Sein eigenes Auto auf Online-Plattformen zu verkaufen, kann unter Umständen richtig teuer werden. Genau das passierte Leserreporter Nenad auch – für ihn wurde der Verkauf zu einem regelrechten Albtraum.
Im Mittelpunkt steht ein Citroën C4, Baujahr 2014, mit rund 180.500 Kilometern. Das Fahrzeug hatte im Mai 2025 noch ein gültiges Pickerl ohne schwere Mängel erhalten. Gekauft wurde es im November – also rund sechs Monate später, in denen das Auto laut dem Besitzer kaum gefahren wurde.
Ursprünglich war der Wagen für seine Frau und die Kinder gedacht. Doch schnell stellte sich heraus: Für den Alltag mit Kleinkind und Baby samt Kinderwagen war das Auto schlicht zu klein.

*Bereitgestellte Daten*
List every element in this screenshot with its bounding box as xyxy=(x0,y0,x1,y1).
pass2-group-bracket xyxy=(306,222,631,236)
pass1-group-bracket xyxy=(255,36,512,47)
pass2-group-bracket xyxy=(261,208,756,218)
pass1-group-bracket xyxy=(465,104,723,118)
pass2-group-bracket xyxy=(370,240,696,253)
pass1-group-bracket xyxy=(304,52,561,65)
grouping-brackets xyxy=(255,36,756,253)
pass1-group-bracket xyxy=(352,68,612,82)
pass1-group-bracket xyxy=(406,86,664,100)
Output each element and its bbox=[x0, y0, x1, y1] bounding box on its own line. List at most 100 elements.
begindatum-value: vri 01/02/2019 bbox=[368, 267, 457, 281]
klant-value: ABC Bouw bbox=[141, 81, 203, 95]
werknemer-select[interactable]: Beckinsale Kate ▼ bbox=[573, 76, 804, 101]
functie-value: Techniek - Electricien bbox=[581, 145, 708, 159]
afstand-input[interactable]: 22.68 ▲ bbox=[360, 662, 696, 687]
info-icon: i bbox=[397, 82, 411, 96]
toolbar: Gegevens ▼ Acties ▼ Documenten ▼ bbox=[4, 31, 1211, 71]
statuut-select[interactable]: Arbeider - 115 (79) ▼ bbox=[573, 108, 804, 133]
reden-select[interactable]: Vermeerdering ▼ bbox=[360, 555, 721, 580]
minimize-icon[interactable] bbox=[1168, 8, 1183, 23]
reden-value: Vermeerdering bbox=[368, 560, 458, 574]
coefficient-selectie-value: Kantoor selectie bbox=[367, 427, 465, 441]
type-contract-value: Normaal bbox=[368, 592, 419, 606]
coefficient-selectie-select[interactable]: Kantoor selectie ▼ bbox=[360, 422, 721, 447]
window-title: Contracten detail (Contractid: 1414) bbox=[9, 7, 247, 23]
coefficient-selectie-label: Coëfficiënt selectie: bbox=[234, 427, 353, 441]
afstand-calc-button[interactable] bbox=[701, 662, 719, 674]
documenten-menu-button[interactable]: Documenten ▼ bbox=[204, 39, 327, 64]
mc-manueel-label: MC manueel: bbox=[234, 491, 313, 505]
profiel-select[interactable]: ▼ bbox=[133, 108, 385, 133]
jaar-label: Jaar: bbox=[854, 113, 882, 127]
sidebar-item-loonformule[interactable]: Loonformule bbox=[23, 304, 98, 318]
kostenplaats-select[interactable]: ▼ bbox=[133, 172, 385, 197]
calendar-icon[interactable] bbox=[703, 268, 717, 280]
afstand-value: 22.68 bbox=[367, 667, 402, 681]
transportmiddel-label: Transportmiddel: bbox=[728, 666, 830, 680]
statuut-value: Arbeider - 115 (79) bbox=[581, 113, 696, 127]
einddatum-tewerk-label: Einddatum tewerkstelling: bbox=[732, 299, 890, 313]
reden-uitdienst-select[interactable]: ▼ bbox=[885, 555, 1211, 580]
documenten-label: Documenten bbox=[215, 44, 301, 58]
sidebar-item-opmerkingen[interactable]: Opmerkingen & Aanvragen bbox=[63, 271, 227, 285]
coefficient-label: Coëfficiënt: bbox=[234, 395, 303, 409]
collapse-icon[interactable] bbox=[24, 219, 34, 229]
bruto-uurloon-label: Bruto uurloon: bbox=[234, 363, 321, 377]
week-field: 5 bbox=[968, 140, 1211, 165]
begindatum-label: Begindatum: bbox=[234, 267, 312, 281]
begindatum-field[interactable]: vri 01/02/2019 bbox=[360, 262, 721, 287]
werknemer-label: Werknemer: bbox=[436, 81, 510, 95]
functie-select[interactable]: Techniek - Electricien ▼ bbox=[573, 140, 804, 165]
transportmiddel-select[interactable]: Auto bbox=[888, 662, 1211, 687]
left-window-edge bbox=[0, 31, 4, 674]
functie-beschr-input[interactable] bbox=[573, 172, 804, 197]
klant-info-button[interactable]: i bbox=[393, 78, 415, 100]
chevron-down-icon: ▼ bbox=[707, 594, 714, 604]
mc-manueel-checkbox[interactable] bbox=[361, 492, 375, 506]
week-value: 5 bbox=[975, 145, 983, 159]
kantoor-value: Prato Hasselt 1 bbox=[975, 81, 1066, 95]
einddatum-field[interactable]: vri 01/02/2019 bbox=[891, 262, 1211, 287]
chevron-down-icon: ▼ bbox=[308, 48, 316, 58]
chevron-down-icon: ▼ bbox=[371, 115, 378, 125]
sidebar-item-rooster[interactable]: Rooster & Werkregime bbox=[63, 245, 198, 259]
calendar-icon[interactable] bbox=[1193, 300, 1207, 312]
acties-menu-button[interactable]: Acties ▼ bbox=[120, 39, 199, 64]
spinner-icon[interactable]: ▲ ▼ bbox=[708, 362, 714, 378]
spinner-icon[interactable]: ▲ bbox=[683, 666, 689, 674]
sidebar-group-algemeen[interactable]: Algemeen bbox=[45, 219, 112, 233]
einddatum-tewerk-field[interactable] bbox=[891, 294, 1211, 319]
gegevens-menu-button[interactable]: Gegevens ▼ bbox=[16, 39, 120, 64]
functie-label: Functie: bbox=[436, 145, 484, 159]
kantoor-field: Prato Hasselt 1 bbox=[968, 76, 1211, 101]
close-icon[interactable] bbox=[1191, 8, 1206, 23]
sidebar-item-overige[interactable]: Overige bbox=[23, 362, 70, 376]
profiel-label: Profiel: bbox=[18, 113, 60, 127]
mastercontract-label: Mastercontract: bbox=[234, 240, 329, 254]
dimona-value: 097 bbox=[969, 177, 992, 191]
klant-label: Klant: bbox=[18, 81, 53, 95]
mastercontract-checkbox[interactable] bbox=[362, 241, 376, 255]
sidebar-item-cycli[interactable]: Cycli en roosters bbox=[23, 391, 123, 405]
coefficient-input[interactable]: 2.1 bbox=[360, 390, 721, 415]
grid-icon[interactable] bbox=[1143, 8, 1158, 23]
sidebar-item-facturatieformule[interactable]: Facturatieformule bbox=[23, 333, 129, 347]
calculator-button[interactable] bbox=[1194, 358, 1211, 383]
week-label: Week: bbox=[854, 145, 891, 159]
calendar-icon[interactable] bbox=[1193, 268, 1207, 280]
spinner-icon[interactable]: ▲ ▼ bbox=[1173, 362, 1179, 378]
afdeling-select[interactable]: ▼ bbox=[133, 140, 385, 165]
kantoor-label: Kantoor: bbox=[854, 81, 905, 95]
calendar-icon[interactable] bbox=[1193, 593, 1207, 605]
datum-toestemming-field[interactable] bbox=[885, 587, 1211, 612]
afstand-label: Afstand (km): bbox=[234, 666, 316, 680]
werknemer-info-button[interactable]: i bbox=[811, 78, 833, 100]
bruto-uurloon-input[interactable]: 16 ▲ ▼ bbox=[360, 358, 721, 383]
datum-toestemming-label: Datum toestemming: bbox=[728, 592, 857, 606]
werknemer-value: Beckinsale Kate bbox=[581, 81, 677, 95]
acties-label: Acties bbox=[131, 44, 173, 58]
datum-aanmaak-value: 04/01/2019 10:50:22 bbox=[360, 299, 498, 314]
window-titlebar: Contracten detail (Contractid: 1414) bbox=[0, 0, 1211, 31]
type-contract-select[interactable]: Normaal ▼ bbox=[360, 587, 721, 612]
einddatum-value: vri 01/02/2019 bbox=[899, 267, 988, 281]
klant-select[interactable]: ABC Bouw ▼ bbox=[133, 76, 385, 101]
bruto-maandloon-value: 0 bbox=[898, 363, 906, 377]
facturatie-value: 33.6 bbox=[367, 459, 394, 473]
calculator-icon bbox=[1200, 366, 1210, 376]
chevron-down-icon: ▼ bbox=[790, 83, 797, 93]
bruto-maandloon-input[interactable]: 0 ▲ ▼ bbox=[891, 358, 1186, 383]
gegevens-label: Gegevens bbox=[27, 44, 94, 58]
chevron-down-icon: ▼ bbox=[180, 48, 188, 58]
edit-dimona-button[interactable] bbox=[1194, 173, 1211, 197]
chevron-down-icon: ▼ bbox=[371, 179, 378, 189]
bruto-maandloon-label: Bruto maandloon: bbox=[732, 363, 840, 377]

*Ihre Aufgabe*
Übertragen Sie den Satz „Im Mittelpunkt steht ein Citroën C4, Baujahr 2014, mit rund 180.500 Kilometern.“ aus dem Ausgangstext ins Englische.

*Lösung*
At the center is a Citroën C4, model year 2014, with around 180,500 kilometers.